## Figure data in JSON
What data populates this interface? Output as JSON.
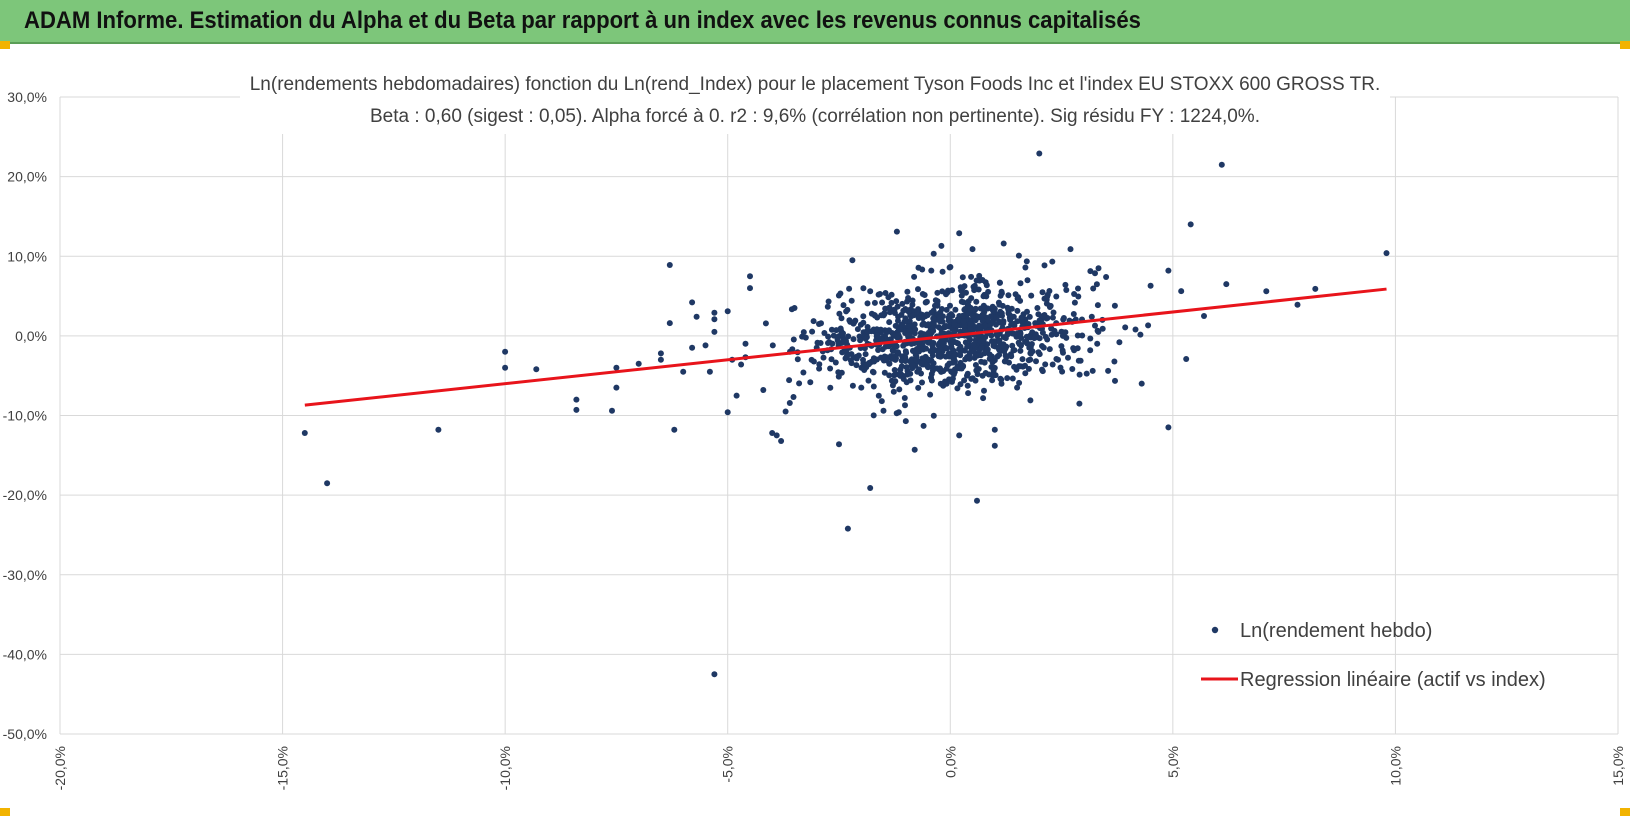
{
  "banner": {
    "title": "ADAM Informe. Estimation du Alpha et du Beta par rapport à un index avec les revenus connus capitalisés",
    "color": "#7dc67a",
    "corner_color": "#f2b300"
  },
  "chart_data": {
    "type": "scatter",
    "title_line1": "Ln(rendements hebdomadaires) fonction du Ln(rend_Index) pour le placement Tyson Foods Inc et l'index EU STOXX 600 GROSS TR.",
    "title_line2": "Beta : 0,60 (sigest : 0,05). Alpha forcé à 0. r2 : 9,6% (corrélation non pertinente). Sig résidu FY : 1224,0%.",
    "xlim": [
      -20,
      15
    ],
    "ylim": [
      -50,
      30
    ],
    "x_ticks": [
      "-20,0%",
      "-15,0%",
      "-10,0%",
      "-5,0%",
      "0,0%",
      "5,0%",
      "10,0%",
      "15,0%"
    ],
    "y_ticks": [
      "30,0%",
      "20,0%",
      "10,0%",
      "0,0%",
      "-10,0%",
      "-20,0%",
      "-30,0%",
      "-40,0%",
      "-50,0%"
    ],
    "grid": true,
    "legend_position": "bottom-right",
    "series": [
      {
        "name": "Ln(rendement hebdo)",
        "kind": "scatter",
        "color": "#1f3864",
        "points": [
          [
            -14.5,
            -12.2
          ],
          [
            -14,
            -18.5
          ],
          [
            -11.5,
            -11.8
          ],
          [
            -10,
            -4
          ],
          [
            -10,
            -2
          ],
          [
            -9.3,
            -4.2
          ],
          [
            -8.4,
            -8
          ],
          [
            -8.4,
            -9.3
          ],
          [
            -7.6,
            -9.4
          ],
          [
            -7.5,
            -6.5
          ],
          [
            -7.5,
            -4
          ],
          [
            -7,
            -3.5
          ],
          [
            -6.5,
            -3
          ],
          [
            -6.5,
            -2.2
          ],
          [
            -6.3,
            8.9
          ],
          [
            -6.3,
            1.6
          ],
          [
            -6.2,
            -11.8
          ],
          [
            -6,
            -4.5
          ],
          [
            -5.8,
            4.2
          ],
          [
            -5.8,
            -1.5
          ],
          [
            -5.7,
            2.4
          ],
          [
            -5.5,
            -1.2
          ],
          [
            -5.4,
            -4.5
          ],
          [
            -5.3,
            0.5
          ],
          [
            -5.3,
            2.1
          ],
          [
            -5.3,
            2.9
          ],
          [
            -5.3,
            -42.5
          ],
          [
            -5,
            3.1
          ],
          [
            -5,
            -9.6
          ],
          [
            -4.9,
            -3
          ],
          [
            -4.8,
            -7.5
          ],
          [
            -4.7,
            -3.6
          ],
          [
            -4.6,
            -1
          ],
          [
            -4.5,
            6
          ],
          [
            -4.5,
            7.5
          ],
          [
            -4.2,
            -6.8
          ],
          [
            -4,
            -12.2
          ],
          [
            -3.9,
            -12.5
          ],
          [
            -3.8,
            -13.2
          ],
          [
            -3.7,
            -9.5
          ],
          [
            -3.6,
            -2
          ],
          [
            -3.5,
            3.5
          ],
          [
            -3.3,
            -4.6
          ],
          [
            -3,
            -1.5
          ],
          [
            -2.7,
            -4.1
          ],
          [
            -2.5,
            -13.6
          ],
          [
            -2.3,
            -24.2
          ],
          [
            -2.2,
            9.5
          ],
          [
            -2,
            -6.5
          ],
          [
            -1.8,
            -19.1
          ],
          [
            -1.5,
            -9.4
          ],
          [
            -1.2,
            13.1
          ],
          [
            -1,
            -10.7
          ],
          [
            -0.8,
            -14.3
          ],
          [
            -0.6,
            -11.3
          ],
          [
            -0.2,
            11.3
          ],
          [
            0.2,
            -12.5
          ],
          [
            0.2,
            12.9
          ],
          [
            0.5,
            10.9
          ],
          [
            0.6,
            -20.7
          ],
          [
            1,
            -11.8
          ],
          [
            1,
            -13.8
          ],
          [
            1.2,
            11.6
          ],
          [
            1.5,
            -6.5
          ],
          [
            1.8,
            -8.1
          ],
          [
            2,
            22.9
          ],
          [
            2.3,
            -3.6
          ],
          [
            2.7,
            10.9
          ],
          [
            2.9,
            -8.5
          ],
          [
            3.2,
            -4.4
          ],
          [
            3.5,
            7.4
          ],
          [
            3.8,
            -0.8
          ],
          [
            4.3,
            -6
          ],
          [
            4.5,
            6.3
          ],
          [
            4.9,
            8.2
          ],
          [
            4.9,
            -11.5
          ],
          [
            5.3,
            -2.9
          ],
          [
            5.4,
            14
          ],
          [
            5.7,
            2.5
          ],
          [
            6.1,
            21.5
          ],
          [
            6.2,
            6.5
          ],
          [
            7.1,
            5.6
          ],
          [
            7.8,
            3.9
          ],
          [
            8.2,
            5.9
          ],
          [
            9.8,
            10.4
          ]
        ]
      },
      {
        "name": "Regression linéaire (actif vs index)",
        "kind": "line",
        "color": "#e8141b",
        "beta": 0.6,
        "x_range": [
          -14.5,
          9.8
        ]
      }
    ],
    "cloud": {
      "center_x": 0,
      "center_y": 0,
      "spread_x": 1.5,
      "spread_y": 3.2,
      "count": 1050
    }
  }
}
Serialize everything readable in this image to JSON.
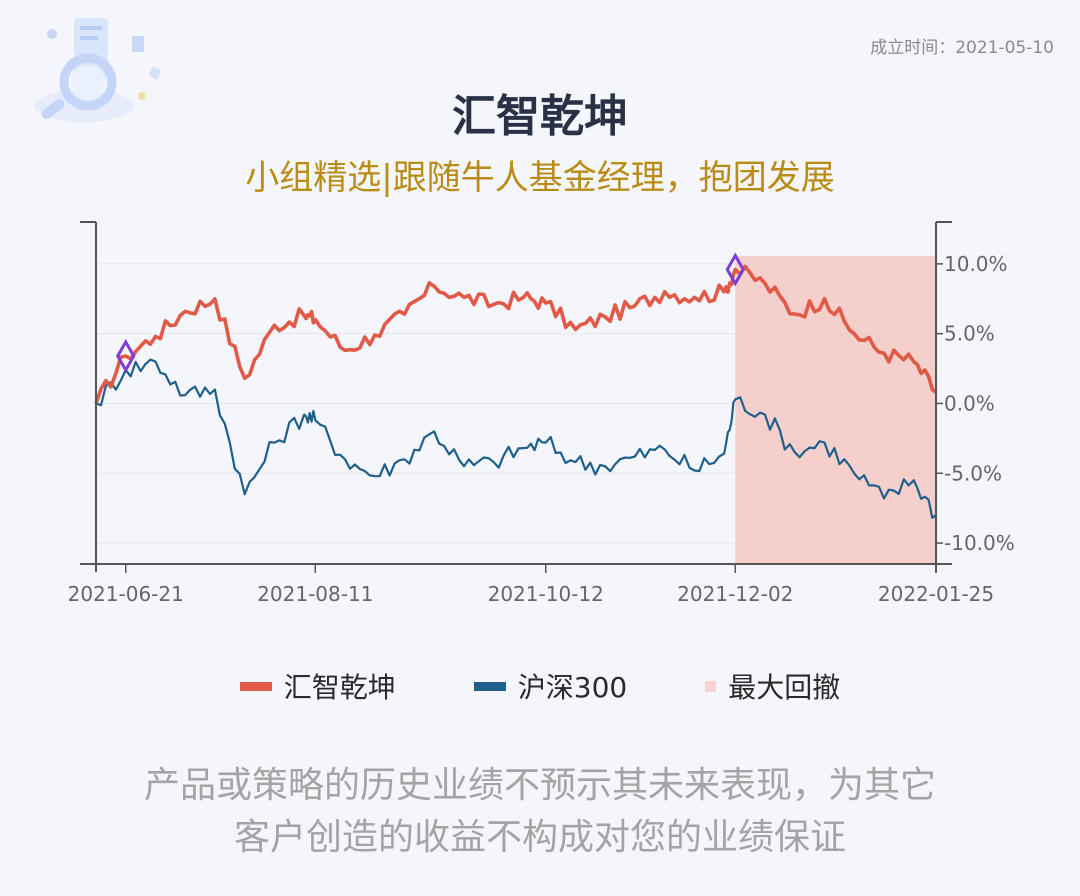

## GIVEN INSTRUCTION
Transcribe all of the records above character for character. Exclude the pictures.

## EXPECTED ANSWER
What data populates this interface? Output as JSON.
{
  "banner": {
    "title": "ADAM Informe. Estimation du Alpha et du Beta par rapport à un index avec les revenus connus capitalisés",
    "color": "#7dc67a",
    "corner_color": "#f2b300"
  },
  "chart_data": {
    "type": "scatter",
    "title_line1": "Ln(rendements hebdomadaires) fonction du Ln(rend_Index) pour le placement Tyson Foods Inc et l'index EU STOXX 600 GROSS TR.",
    "title_line2": "Beta : 0,60 (sigest : 0,05). Alpha forcé à 0. r2 : 9,6% (corrélation non pertinente). Sig résidu FY : 1224,0%.",
    "xlim": [
      -20,
      15
    ],
    "ylim": [
      -50,
      30
    ],
    "x_ticks": [
      "-20,0%",
      "-15,0%",
      "-10,0%",
      "-5,0%",
      "0,0%",
      "5,0%",
      "10,0%",
      "15,0%"
    ],
    "y_ticks": [
      "30,0%",
      "20,0%",
      "10,0%",
      "0,0%",
      "-10,0%",
      "-20,0%",
      "-30,0%",
      "-40,0%",
      "-50,0%"
    ],
    "grid": true,
    "legend_position": "bottom-right",
    "series": [
      {
        "name": "Ln(rendement hebdo)",
        "kind": "scatter",
        "color": "#1f3864",
        "points": [
          [
            -14.5,
            -12.2
          ],
          [
            -14,
            -18.5
          ],
          [
            -11.5,
            -11.8
          ],
          [
            -10,
            -4
          ],
          [
            -10,
            -2
          ],
          [
            -9.3,
            -4.2
          ],
          [
            -8.4,
            -8
          ],
          [
            -8.4,
            -9.3
          ],
          [
            -7.6,
            -9.4
          ],
          [
            -7.5,
            -6.5
          ],
          [
            -7.5,
            -4
          ],
          [
            -7,
            -3.5
          ],
          [
            -6.5,
            -3
          ],
          [
            -6.5,
            -2.2
          ],
          [
            -6.3,
            8.9
          ],
          [
            -6.3,
            1.6
          ],
          [
            -6.2,
            -11.8
          ],
          [
            -6,
            -4.5
          ],
          [
            -5.8,
            4.2
          ],
          [
            -5.8,
            -1.5
          ],
          [
            -5.7,
            2.4
          ],
          [
            -5.5,
            -1.2
          ],
          [
            -5.4,
            -4.5
          ],
          [
            -5.3,
            0.5
          ],
          [
            -5.3,
            2.1
          ],
          [
            -5.3,
            2.9
          ],
          [
            -5.3,
            -42.5
          ],
          [
            -5,
            3.1
          ],
          [
            -5,
            -9.6
          ],
          [
            -4.9,
            -3
          ],
          [
            -4.8,
            -7.5
          ],
          [
            -4.7,
            -3.6
          ],
          [
            -4.6,
            -1
          ],
          [
            -4.5,
            6
          ],
          [
            -4.5,
            7.5
          ],
          [
            -4.2,
            -6.8
          ],
          [
            -4,
            -12.2
          ],
          [
            -3.9,
            -12.5
          ],
          [
            -3.8,
            -13.2
          ],
          [
            -3.7,
            -9.5
          ],
          [
            -3.6,
            -2
          ],
          [
            -3.5,
            3.5
          ],
          [
            -3.3,
            -4.6
          ],
          [
            -3,
            -1.5
          ],
          [
            -2.7,
            -4.1
          ],
          [
            -2.5,
            -13.6
          ],
          [
            -2.3,
            -24.2
          ],
          [
            -2.2,
            9.5
          ],
          [
            -2,
            -6.5
          ],
          [
            -1.8,
            -19.1
          ],
          [
            -1.5,
            -9.4
          ],
          [
            -1.2,
            13.1
          ],
          [
            -1,
            -10.7
          ],
          [
            -0.8,
            -14.3
          ],
          [
            -0.6,
            -11.3
          ],
          [
            -0.2,
            11.3
          ],
          [
            0.2,
            -12.5
          ],
          [
            0.2,
            12.9
          ],
          [
            0.5,
            10.9
          ],
          [
            0.6,
            -20.7
          ],
          [
            1,
            -11.8
          ],
          [
            1,
            -13.8
          ],
          [
            1.2,
            11.6
          ],
          [
            1.5,
            -6.5
          ],
          [
            1.8,
            -8.1
          ],
          [
            2,
            22.9
          ],
          [
            2.3,
            -3.6
          ],
          [
            2.7,
            10.9
          ],
          [
            2.9,
            -8.5
          ],
          [
            3.2,
            -4.4
          ],
          [
            3.5,
            7.4
          ],
          [
            3.8,
            -0.8
          ],
          [
            4.3,
            -6
          ],
          [
            4.5,
            6.3
          ],
          [
            4.9,
            8.2
          ],
          [
            4.9,
            -11.5
          ],
          [
            5.3,
            -2.9
          ],
          [
            5.4,
            14
          ],
          [
            5.7,
            2.5
          ],
          [
            6.1,
            21.5
          ],
          [
            6.2,
            6.5
          ],
          [
            7.1,
            5.6
          ],
          [
            7.8,
            3.9
          ],
          [
            8.2,
            5.9
          ],
          [
            9.8,
            10.4
          ]
        ]
      },
      {
        "name": "Regression linéaire (actif vs index)",
        "kind": "line",
        "color": "#e8141b",
        "beta": 0.6,
        "x_range": [
          -14.5,
          9.8
        ]
      }
    ],
    "cloud": {
      "center_x": 0,
      "center_y": 0,
      "spread_x": 1.5,
      "spread_y": 3.2,
      "count": 1050
    }
  }
}
Serialize everything readable in this image to JSON.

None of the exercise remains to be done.